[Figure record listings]

>> START

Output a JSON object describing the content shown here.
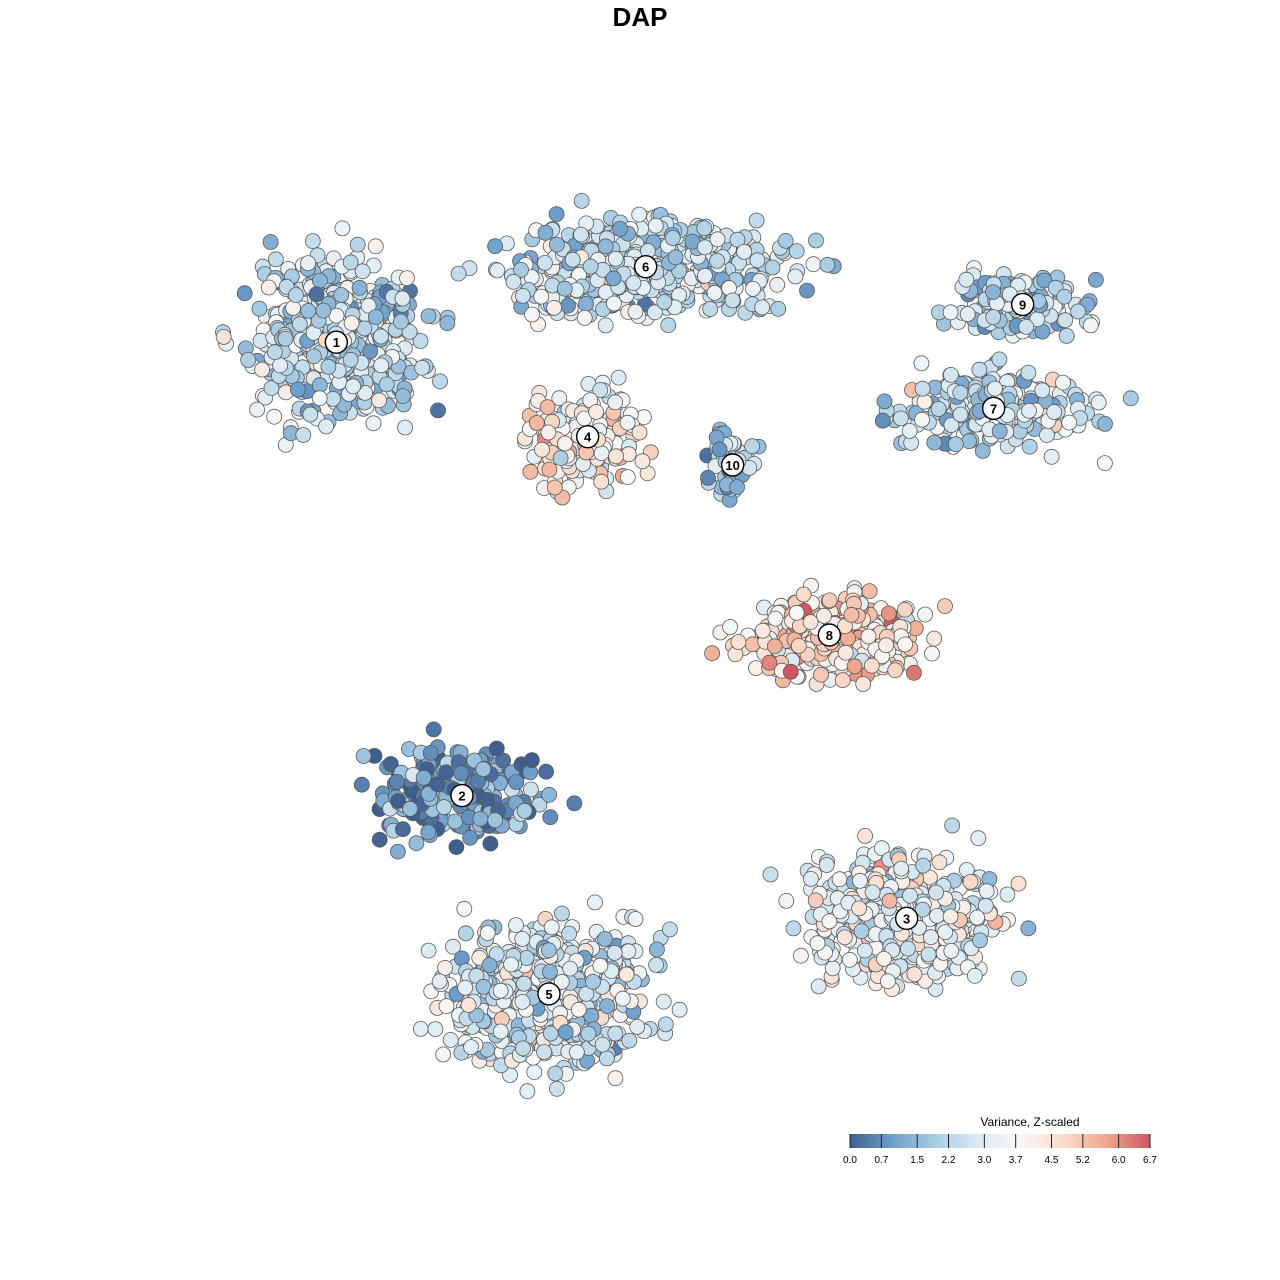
{
  "chart_data": {
    "type": "scatter",
    "title": "DAP",
    "xlabel": "",
    "ylabel": "",
    "grid": false,
    "axes_visible": false,
    "color_scale": {
      "title": "Variance, Z-scaled",
      "min": 0.0,
      "max": 6.7,
      "ticks": [
        "0.0",
        "0.7",
        "1.5",
        "2.2",
        "3.0",
        "3.7",
        "4.5",
        "5.2",
        "6.0",
        "6.7"
      ],
      "stops": [
        "#3f5f8f",
        "#6f9fcc",
        "#a9cde3",
        "#dceaf3",
        "#f7f7f7",
        "#f9dccb",
        "#efa58c",
        "#cd5662"
      ],
      "placement": "bottom-right"
    },
    "clusters": [
      {
        "label": "1",
        "x": 2.1,
        "y": 8.6,
        "value": 2.6
      },
      {
        "label": "2",
        "x": 3.4,
        "y": 3.8,
        "value": 0.8
      },
      {
        "label": "3",
        "x": 8.0,
        "y": 2.5,
        "value": 3.4
      },
      {
        "label": "4",
        "x": 4.7,
        "y": 7.6,
        "value": 3.9
      },
      {
        "label": "5",
        "x": 4.3,
        "y": 1.7,
        "value": 2.9
      },
      {
        "label": "6",
        "x": 5.3,
        "y": 9.4,
        "value": 2.5
      },
      {
        "label": "7",
        "x": 8.9,
        "y": 7.9,
        "value": 2.6
      },
      {
        "label": "8",
        "x": 7.2,
        "y": 5.5,
        "value": 4.6
      },
      {
        "label": "9",
        "x": 9.2,
        "y": 9.0,
        "value": 2.3
      },
      {
        "label": "10",
        "x": 6.2,
        "y": 7.3,
        "value": 2.0
      }
    ]
  }
}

>> END

Which lines contain the word "value"? Copy each one.

■ Task solution ■
        "value": 2.6
        "value": 0.8
        "value": 3.4
        "value": 3.9
        "value": 2.9
        "value": 2.5
        "value": 2.6
        "value": 4.6
        "value": 2.3
        "value": 2.0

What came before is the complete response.